_Exercise objective_
Copy the material below word for word, from its first line through the line containing "grid-cell[interactable] (1180, 437, 1287, 577)". Include both of those lines.

▬▬▬▬▬▬▬▬▬▬

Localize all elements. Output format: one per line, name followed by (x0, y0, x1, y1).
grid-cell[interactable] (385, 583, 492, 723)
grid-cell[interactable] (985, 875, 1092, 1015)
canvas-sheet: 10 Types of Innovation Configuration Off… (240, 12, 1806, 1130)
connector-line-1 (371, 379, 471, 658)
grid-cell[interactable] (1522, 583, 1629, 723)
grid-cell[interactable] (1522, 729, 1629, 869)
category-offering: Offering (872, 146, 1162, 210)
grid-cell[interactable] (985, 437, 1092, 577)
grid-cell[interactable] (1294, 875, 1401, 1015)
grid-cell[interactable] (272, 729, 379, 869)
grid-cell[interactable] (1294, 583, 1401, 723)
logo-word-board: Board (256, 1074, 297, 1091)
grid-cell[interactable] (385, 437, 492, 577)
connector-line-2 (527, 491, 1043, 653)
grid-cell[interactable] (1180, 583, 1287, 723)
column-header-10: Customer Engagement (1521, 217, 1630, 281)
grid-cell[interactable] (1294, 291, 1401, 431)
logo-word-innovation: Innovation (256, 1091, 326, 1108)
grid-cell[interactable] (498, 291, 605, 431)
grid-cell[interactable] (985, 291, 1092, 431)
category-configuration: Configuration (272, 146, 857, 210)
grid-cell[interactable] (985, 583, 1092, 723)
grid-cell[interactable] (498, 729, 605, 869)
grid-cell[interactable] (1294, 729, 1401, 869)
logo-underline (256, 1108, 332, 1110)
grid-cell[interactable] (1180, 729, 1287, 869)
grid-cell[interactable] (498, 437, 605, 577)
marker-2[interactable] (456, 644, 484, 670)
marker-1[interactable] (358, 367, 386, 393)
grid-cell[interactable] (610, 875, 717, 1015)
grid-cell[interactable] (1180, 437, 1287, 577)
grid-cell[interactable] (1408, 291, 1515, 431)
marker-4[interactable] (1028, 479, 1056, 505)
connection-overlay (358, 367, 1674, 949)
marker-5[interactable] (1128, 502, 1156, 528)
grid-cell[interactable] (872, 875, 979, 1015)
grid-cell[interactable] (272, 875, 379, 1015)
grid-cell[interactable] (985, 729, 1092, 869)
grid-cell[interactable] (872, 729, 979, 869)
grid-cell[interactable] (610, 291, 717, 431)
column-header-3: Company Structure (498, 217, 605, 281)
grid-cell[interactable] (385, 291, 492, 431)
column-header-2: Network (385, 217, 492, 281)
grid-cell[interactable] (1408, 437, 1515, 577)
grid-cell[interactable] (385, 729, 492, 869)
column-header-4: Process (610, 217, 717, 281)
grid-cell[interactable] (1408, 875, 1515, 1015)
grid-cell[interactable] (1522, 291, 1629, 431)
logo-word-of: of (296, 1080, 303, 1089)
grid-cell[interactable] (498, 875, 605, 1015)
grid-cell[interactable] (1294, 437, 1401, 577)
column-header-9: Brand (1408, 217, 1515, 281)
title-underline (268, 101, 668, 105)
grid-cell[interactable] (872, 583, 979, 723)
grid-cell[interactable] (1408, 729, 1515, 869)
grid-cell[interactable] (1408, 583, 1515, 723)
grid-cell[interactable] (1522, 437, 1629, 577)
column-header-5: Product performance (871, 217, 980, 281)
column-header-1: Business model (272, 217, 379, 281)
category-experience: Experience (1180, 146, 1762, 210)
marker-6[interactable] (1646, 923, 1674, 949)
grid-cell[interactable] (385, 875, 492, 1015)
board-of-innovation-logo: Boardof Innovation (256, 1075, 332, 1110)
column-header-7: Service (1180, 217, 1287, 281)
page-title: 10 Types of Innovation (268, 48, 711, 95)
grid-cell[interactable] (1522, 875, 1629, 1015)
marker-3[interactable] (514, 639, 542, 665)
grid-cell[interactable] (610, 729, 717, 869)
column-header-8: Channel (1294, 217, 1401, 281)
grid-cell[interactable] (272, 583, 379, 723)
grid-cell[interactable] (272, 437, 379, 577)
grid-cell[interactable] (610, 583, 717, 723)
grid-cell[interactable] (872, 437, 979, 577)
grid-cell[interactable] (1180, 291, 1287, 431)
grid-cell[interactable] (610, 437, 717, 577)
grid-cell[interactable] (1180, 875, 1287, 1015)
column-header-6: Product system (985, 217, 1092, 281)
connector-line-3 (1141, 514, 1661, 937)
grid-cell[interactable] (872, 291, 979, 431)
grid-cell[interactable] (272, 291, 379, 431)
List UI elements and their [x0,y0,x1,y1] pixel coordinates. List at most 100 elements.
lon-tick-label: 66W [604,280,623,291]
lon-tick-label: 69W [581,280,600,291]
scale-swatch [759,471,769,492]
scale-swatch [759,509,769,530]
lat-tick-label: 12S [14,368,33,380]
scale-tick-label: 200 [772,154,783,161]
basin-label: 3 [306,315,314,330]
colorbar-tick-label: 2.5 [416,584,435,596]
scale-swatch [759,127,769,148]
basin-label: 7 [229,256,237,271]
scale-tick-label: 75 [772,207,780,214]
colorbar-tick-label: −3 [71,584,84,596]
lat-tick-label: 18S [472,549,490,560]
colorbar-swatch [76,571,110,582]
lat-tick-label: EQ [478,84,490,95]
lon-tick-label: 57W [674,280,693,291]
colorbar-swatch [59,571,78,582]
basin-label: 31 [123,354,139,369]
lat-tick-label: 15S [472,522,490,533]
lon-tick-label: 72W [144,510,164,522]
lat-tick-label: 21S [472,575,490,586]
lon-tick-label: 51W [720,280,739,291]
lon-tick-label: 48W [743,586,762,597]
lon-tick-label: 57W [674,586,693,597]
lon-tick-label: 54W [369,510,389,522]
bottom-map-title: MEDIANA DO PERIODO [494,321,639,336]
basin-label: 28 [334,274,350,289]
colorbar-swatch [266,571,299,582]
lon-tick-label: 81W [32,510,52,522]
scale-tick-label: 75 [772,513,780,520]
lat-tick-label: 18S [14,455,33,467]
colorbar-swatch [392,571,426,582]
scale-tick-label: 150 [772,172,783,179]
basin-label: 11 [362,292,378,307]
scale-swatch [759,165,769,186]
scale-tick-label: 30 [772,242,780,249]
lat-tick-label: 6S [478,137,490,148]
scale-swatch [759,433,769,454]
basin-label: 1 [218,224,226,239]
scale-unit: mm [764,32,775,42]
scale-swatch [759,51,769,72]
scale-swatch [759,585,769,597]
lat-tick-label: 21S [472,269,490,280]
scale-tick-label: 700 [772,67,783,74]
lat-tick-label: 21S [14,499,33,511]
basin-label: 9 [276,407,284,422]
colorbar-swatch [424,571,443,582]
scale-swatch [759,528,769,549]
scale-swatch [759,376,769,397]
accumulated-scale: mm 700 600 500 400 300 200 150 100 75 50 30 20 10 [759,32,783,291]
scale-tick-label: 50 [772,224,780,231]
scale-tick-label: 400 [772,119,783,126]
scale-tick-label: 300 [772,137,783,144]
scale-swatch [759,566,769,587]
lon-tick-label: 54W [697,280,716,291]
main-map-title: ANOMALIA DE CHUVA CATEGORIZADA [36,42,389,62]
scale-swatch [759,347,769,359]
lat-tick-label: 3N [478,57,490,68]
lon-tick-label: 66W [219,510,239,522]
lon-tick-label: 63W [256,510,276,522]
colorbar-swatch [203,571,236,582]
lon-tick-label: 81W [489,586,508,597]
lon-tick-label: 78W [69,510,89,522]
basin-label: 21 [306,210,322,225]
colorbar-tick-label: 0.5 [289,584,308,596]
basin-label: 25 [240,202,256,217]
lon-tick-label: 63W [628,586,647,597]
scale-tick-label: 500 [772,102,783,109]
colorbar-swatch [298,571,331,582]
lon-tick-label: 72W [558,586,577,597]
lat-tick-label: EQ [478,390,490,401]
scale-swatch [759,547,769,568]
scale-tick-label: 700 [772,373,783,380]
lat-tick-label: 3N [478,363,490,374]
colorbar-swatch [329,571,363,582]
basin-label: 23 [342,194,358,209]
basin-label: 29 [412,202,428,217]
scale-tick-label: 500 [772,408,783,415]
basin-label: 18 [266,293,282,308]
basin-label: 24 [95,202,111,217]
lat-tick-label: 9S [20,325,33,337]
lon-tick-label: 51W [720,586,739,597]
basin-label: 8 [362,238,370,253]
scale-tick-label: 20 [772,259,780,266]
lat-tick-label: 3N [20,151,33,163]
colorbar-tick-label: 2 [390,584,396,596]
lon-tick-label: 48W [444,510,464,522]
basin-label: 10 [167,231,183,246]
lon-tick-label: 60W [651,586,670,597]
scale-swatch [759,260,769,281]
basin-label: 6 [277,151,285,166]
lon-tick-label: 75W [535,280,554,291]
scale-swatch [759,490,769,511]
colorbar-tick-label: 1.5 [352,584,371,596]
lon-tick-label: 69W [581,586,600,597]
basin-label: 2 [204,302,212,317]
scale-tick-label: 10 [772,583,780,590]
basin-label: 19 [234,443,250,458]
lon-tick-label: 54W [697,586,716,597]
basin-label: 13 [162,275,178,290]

▬▬▬▬▬▬▬▬▬▬

_Exercise solution_
Localize all elements. Output format: one per line, name followed by (x0, y0, x1, y1).
grid-cell[interactable] (385, 583, 492, 723)
grid-cell[interactable] (985, 875, 1092, 1015)
canvas-sheet: 10 Types of Innovation Configuration Off… (240, 12, 1806, 1130)
connector-line-1 (371, 379, 471, 658)
grid-cell[interactable] (1522, 583, 1629, 723)
grid-cell[interactable] (1522, 729, 1629, 869)
category-offering: Offering (872, 146, 1162, 210)
grid-cell[interactable] (985, 437, 1092, 577)
grid-cell[interactable] (1294, 875, 1401, 1015)
grid-cell[interactable] (272, 729, 379, 869)
grid-cell[interactable] (1294, 583, 1401, 723)
logo-word-board: Board (256, 1074, 297, 1091)
grid-cell[interactable] (385, 437, 492, 577)
connector-line-2 (527, 491, 1043, 653)
grid-cell[interactable] (1180, 583, 1287, 723)
column-header-10: Customer Engagement (1521, 217, 1630, 281)
grid-cell[interactable] (1294, 291, 1401, 431)
logo-word-innovation: Innovation (256, 1091, 326, 1108)
grid-cell[interactable] (498, 291, 605, 431)
grid-cell[interactable] (985, 291, 1092, 431)
category-configuration: Configuration (272, 146, 857, 210)
grid-cell[interactable] (985, 583, 1092, 723)
grid-cell[interactable] (498, 729, 605, 869)
grid-cell[interactable] (1294, 729, 1401, 869)
logo-underline (256, 1108, 332, 1110)
grid-cell[interactable] (1180, 729, 1287, 869)
grid-cell[interactable] (498, 437, 605, 577)
marker-2[interactable] (456, 644, 484, 670)
marker-1[interactable] (358, 367, 386, 393)
grid-cell[interactable] (610, 875, 717, 1015)
grid-cell[interactable] (1180, 437, 1287, 577)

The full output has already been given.